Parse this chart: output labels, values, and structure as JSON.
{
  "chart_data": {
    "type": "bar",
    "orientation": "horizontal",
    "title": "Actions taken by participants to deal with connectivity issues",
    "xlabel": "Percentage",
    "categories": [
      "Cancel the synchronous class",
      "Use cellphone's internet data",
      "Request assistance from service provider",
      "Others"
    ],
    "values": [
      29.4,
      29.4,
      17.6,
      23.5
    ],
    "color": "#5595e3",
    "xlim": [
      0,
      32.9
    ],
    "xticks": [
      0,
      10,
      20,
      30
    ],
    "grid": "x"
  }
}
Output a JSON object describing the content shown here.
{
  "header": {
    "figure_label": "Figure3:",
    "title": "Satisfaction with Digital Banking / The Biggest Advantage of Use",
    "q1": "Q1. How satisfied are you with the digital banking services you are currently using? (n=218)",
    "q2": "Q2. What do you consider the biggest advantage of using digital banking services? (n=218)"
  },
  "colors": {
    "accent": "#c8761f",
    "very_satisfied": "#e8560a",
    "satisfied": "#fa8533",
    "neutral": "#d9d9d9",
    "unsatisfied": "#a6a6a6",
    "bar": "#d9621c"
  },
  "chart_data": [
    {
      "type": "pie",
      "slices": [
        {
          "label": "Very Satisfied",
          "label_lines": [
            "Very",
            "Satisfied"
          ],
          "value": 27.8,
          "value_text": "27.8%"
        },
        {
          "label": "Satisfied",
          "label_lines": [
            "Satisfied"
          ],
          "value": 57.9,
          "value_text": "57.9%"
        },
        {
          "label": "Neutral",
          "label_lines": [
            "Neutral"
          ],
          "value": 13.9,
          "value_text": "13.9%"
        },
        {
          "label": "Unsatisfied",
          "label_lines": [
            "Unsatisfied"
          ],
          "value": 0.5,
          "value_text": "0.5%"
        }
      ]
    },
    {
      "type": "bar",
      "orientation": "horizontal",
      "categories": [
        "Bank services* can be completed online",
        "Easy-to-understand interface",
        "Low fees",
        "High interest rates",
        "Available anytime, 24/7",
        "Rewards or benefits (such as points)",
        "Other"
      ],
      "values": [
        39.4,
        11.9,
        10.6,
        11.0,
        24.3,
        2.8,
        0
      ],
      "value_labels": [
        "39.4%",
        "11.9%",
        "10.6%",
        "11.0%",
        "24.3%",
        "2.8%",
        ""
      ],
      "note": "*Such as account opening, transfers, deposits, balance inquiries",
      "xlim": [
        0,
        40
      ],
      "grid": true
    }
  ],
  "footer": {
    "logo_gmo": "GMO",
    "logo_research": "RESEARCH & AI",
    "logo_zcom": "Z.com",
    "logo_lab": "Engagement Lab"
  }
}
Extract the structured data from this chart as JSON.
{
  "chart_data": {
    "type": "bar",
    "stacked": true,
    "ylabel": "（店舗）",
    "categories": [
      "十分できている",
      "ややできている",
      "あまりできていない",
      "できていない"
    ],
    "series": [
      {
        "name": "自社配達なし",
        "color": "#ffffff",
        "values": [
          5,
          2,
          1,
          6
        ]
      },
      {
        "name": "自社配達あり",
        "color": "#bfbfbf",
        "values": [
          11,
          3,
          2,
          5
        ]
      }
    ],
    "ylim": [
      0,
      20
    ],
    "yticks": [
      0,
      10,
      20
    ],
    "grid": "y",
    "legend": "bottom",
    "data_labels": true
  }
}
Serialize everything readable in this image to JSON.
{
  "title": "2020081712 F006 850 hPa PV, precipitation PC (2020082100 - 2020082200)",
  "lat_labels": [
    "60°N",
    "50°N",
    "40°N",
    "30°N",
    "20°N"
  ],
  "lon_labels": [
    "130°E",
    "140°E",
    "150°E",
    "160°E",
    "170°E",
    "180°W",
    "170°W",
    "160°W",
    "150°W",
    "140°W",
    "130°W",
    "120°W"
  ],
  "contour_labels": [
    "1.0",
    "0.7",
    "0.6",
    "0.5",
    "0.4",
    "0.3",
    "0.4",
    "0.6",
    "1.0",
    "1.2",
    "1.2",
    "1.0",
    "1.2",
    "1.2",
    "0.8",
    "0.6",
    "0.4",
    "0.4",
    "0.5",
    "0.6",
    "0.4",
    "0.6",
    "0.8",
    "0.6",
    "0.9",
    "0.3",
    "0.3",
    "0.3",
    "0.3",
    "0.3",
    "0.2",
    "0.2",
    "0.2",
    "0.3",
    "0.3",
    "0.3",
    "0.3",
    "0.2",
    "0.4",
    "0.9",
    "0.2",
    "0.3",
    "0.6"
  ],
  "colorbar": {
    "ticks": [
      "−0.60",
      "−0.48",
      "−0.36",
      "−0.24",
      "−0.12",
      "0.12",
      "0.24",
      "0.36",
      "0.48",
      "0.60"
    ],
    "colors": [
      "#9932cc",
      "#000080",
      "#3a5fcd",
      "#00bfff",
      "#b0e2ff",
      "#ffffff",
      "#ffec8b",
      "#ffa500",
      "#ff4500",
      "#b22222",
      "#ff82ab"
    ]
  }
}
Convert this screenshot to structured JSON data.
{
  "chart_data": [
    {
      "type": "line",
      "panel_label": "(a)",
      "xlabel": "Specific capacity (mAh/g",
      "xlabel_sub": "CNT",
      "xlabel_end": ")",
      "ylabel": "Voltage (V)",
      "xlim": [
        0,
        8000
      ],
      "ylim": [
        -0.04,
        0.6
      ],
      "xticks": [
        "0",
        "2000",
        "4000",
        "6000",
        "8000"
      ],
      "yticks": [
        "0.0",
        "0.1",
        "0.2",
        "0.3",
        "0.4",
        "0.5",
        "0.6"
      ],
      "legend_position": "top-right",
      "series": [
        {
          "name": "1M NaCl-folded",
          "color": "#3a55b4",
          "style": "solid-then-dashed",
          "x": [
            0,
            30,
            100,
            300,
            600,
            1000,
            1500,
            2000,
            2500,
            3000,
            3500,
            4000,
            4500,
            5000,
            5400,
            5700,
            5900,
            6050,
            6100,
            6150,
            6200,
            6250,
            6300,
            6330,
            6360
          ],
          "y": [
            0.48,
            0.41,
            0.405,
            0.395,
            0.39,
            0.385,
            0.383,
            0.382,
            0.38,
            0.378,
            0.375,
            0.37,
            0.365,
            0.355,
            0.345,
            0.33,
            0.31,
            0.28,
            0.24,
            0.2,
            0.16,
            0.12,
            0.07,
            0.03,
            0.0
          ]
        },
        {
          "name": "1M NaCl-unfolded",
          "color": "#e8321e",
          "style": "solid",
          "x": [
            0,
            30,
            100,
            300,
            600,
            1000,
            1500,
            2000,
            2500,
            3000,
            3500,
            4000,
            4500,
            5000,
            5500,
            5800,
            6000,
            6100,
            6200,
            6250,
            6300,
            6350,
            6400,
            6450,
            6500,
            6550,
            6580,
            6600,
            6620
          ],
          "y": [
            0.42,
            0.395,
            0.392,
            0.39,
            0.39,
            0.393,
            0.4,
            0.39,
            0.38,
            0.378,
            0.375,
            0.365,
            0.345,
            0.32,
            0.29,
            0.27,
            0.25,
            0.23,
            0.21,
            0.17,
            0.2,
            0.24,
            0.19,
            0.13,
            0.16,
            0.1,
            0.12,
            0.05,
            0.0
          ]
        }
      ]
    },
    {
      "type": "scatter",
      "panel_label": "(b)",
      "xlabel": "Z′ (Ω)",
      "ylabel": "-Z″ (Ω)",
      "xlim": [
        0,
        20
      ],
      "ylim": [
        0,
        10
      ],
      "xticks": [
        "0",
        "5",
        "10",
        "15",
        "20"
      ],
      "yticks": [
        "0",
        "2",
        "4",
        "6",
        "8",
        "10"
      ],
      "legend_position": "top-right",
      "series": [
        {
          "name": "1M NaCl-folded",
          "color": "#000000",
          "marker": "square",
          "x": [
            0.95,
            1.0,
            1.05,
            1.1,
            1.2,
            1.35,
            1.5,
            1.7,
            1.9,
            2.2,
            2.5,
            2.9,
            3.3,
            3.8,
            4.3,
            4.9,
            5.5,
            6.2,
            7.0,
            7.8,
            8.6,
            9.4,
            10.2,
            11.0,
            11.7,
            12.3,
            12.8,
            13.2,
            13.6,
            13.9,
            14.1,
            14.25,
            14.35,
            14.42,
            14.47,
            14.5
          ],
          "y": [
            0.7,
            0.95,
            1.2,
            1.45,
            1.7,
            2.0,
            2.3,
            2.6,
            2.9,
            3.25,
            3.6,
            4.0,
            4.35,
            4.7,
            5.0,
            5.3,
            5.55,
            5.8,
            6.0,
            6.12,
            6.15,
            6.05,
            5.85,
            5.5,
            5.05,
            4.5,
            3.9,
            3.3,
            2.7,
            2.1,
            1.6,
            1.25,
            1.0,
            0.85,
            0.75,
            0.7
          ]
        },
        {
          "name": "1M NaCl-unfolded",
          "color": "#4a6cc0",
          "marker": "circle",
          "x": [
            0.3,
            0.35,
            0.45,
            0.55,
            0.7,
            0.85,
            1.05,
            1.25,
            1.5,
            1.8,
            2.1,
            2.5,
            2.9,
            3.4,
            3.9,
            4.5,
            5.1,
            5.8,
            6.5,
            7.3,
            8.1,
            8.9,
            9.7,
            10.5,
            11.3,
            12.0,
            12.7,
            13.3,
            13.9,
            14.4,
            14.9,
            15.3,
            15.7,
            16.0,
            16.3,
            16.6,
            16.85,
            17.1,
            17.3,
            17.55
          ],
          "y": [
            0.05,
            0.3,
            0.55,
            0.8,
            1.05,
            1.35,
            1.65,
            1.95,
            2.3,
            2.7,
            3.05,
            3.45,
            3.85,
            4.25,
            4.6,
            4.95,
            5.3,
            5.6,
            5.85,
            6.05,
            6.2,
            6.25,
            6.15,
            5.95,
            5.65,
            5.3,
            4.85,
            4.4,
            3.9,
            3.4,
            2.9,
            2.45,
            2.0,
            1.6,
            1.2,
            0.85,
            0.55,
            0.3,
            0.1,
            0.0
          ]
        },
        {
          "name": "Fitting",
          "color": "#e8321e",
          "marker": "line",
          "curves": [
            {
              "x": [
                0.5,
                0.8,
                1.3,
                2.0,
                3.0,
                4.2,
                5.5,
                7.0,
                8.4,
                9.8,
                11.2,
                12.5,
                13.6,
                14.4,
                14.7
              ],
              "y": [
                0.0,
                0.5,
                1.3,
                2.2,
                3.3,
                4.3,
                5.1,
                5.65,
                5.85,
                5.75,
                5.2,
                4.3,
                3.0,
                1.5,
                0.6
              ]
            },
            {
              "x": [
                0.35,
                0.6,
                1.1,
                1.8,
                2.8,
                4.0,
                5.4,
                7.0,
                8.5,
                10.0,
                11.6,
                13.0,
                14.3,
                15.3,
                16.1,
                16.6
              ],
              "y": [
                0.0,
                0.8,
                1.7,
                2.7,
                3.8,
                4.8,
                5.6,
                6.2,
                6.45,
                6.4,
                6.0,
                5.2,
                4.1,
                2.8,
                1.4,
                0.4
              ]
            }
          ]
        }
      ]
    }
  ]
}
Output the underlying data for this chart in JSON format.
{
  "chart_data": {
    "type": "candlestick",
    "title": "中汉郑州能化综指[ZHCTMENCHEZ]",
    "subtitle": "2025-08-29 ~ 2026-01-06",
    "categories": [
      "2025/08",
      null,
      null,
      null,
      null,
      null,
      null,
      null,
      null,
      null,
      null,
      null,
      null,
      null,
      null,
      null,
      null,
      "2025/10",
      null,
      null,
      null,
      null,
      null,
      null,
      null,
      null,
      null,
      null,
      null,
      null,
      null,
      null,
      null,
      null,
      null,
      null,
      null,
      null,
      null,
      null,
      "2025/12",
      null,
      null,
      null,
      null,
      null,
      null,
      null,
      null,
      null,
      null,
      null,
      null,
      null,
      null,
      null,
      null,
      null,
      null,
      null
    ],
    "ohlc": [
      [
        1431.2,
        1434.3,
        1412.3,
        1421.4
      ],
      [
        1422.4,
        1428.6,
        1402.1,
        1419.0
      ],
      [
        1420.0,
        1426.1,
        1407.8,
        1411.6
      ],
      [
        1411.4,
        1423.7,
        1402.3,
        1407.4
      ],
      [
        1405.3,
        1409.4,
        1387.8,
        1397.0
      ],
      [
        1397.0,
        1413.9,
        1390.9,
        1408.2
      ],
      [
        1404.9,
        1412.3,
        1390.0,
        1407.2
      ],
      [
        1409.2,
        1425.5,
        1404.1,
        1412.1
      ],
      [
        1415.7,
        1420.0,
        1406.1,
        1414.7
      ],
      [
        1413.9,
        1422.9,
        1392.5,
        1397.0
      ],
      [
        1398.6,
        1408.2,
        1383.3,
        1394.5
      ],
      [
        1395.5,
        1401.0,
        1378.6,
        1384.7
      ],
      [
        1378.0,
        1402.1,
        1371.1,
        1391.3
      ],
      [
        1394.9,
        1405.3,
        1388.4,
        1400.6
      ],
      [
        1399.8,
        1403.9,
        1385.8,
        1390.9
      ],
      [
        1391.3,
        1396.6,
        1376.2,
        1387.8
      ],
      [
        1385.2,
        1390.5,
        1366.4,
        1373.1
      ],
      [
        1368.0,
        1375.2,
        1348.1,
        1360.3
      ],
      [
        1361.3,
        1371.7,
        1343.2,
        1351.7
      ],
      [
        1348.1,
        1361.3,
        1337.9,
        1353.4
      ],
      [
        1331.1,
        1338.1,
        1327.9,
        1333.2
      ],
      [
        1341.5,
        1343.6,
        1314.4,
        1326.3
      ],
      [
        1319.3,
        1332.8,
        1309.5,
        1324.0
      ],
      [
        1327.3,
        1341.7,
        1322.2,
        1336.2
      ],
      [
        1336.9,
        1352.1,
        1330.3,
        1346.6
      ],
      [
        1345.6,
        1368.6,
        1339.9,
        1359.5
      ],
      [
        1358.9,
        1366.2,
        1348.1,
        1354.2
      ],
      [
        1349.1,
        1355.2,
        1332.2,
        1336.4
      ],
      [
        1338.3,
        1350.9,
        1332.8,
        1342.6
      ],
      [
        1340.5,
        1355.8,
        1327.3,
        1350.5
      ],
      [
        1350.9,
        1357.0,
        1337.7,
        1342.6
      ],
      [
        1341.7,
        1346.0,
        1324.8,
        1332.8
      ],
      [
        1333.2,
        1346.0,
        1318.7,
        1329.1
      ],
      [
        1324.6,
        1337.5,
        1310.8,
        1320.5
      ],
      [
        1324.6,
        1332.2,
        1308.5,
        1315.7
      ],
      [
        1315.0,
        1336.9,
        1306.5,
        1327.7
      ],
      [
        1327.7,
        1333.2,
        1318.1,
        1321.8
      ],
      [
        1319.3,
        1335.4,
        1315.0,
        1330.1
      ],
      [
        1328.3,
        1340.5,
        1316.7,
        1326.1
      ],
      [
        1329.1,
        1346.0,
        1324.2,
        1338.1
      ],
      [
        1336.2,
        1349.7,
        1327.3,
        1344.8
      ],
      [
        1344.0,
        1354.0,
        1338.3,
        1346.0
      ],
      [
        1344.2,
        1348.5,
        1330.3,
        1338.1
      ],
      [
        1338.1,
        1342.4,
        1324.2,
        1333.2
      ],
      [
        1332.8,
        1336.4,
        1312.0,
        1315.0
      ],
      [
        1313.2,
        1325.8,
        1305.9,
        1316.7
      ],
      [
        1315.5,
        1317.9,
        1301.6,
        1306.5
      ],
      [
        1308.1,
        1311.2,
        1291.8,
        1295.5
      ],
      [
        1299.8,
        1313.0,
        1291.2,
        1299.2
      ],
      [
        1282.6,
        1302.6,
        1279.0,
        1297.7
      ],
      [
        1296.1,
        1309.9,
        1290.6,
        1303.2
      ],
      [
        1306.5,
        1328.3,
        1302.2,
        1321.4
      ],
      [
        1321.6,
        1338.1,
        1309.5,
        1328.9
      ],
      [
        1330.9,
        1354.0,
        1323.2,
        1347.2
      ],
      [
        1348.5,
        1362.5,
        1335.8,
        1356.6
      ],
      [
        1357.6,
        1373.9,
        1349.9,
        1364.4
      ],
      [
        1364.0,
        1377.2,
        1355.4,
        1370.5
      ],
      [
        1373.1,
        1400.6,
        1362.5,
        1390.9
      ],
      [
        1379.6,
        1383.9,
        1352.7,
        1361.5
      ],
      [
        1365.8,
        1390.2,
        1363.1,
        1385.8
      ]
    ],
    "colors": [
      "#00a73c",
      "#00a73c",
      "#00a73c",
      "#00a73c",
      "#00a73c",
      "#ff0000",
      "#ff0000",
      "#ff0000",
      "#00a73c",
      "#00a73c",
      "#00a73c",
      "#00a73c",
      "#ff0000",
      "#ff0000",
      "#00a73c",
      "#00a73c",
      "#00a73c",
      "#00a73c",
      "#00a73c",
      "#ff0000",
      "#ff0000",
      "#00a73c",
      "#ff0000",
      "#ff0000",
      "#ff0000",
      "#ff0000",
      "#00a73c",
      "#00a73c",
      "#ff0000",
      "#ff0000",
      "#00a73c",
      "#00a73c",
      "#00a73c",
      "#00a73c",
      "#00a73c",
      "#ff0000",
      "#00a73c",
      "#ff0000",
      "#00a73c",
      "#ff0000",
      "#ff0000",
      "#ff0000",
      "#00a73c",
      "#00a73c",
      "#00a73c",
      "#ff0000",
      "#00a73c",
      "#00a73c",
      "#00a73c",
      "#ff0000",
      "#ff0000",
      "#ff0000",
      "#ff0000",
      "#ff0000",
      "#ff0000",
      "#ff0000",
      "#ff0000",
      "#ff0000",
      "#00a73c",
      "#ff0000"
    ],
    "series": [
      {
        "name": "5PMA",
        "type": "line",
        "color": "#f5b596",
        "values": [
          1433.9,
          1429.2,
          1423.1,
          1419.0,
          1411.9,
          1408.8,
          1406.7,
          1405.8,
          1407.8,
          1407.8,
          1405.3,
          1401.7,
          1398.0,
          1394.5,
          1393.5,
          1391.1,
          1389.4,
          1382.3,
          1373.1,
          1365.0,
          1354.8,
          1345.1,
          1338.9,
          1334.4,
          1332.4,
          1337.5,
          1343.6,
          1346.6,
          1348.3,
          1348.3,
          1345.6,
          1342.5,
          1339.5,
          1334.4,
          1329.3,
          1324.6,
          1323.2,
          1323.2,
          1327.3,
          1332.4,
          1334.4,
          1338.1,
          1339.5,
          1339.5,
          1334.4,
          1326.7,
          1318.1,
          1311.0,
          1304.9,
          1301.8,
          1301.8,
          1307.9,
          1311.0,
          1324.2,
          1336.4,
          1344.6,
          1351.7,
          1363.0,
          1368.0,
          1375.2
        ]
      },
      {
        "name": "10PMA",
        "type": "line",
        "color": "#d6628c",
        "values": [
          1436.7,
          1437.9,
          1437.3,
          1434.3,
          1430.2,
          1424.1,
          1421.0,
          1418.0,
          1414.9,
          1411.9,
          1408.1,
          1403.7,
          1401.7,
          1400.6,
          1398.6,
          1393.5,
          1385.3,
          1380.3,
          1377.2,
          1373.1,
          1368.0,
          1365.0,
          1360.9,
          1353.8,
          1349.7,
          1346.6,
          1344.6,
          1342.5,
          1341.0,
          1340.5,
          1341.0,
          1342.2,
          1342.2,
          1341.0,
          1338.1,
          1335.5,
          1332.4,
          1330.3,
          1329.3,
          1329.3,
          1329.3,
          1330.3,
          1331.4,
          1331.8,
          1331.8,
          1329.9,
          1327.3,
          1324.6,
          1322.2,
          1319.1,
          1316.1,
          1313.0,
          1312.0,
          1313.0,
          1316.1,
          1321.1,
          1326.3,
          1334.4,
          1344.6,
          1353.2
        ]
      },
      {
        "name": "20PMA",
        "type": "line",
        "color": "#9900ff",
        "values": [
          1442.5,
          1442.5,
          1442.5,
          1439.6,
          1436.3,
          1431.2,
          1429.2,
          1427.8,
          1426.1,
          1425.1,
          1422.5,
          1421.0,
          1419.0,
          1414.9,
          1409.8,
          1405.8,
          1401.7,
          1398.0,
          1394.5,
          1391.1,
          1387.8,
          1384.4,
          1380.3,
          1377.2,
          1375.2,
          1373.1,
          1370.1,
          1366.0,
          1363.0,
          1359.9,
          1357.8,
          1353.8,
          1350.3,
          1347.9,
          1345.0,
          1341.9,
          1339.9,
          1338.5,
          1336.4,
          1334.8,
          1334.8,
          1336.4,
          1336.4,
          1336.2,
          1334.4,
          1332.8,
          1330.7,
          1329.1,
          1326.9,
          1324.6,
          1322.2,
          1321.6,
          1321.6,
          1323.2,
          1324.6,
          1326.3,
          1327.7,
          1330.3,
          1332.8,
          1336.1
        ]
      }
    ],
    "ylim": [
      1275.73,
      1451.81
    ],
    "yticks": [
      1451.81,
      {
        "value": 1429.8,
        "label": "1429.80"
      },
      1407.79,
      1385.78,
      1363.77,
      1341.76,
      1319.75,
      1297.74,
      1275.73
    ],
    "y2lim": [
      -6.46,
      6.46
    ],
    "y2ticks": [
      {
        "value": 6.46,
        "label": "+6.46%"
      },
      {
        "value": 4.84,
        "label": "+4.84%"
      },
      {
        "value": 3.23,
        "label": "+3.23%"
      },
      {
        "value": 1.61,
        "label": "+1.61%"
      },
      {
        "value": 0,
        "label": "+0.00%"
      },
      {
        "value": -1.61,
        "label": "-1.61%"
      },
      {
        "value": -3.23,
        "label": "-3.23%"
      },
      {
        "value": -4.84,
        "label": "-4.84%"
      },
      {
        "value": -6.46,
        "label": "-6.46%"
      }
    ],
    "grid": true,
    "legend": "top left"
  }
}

= = = =

Instructions to follow: Extract each line from the entries above that contains the string "marker".

Response to the task:
          "marker": "square",
          "marker": "circle",
          "marker": "line",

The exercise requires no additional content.